- Exercise -
Lines holding the string "true" are the ones to copy from this listing.

- Dataset entries on figures -
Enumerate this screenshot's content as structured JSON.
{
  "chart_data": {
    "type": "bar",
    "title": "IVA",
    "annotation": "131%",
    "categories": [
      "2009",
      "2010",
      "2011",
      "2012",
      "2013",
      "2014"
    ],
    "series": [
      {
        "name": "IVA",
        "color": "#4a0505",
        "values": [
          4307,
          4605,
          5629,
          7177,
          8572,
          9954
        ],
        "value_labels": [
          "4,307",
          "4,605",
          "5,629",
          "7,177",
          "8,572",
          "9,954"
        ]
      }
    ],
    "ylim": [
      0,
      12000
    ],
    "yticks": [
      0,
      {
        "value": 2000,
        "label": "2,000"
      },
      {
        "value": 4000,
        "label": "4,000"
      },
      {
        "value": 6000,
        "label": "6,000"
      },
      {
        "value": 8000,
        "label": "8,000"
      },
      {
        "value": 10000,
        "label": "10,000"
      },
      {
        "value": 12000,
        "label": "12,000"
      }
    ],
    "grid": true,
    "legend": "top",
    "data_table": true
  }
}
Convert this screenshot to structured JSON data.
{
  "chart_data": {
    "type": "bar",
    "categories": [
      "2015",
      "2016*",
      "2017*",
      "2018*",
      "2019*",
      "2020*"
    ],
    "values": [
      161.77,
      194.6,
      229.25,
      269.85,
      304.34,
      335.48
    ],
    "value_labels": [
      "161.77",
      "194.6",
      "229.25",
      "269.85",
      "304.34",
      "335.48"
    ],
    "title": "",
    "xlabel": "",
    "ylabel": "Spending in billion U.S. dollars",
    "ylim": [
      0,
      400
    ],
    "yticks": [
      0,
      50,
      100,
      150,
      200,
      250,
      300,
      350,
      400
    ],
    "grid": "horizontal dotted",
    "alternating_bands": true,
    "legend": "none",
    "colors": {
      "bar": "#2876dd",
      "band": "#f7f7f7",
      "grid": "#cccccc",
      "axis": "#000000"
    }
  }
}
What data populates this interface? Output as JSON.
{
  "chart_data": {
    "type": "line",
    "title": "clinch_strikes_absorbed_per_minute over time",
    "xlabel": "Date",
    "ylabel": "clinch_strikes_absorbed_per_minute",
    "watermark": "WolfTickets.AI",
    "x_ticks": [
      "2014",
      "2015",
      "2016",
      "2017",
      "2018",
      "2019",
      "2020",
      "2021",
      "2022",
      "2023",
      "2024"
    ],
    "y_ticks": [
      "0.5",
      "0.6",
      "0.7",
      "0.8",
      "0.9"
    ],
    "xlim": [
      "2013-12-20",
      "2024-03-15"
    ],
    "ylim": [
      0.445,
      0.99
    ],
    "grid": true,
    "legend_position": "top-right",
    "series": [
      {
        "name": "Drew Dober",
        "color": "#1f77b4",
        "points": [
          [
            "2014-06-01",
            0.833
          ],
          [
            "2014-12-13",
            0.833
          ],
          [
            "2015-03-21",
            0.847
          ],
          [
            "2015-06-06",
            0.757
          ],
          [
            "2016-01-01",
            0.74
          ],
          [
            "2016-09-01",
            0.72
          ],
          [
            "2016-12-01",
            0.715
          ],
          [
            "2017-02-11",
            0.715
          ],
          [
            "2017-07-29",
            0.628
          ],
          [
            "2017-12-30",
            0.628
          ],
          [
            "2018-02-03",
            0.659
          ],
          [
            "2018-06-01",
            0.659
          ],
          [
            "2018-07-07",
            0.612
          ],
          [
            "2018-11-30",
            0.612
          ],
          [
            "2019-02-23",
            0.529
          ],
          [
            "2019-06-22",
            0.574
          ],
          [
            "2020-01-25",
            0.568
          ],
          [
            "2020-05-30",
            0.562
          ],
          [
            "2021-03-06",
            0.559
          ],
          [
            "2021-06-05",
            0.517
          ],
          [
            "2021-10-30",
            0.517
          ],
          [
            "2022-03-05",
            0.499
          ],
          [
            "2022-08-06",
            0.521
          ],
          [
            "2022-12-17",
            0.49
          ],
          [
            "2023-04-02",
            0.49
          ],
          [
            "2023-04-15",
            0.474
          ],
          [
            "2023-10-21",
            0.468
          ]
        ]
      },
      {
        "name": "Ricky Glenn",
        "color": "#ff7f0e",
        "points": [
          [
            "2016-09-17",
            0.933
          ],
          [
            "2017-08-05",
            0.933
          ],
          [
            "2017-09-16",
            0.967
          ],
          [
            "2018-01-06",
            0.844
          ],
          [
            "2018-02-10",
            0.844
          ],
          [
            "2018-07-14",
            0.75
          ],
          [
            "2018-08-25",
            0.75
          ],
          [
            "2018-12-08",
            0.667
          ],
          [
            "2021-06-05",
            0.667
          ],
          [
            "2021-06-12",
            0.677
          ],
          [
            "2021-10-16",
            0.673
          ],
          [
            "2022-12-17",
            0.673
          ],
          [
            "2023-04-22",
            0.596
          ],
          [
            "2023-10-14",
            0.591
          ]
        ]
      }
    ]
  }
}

- Answer to this problem -
    "grid": true,
    "data_table": true
    "alternating_bands": true,
    "grid": true,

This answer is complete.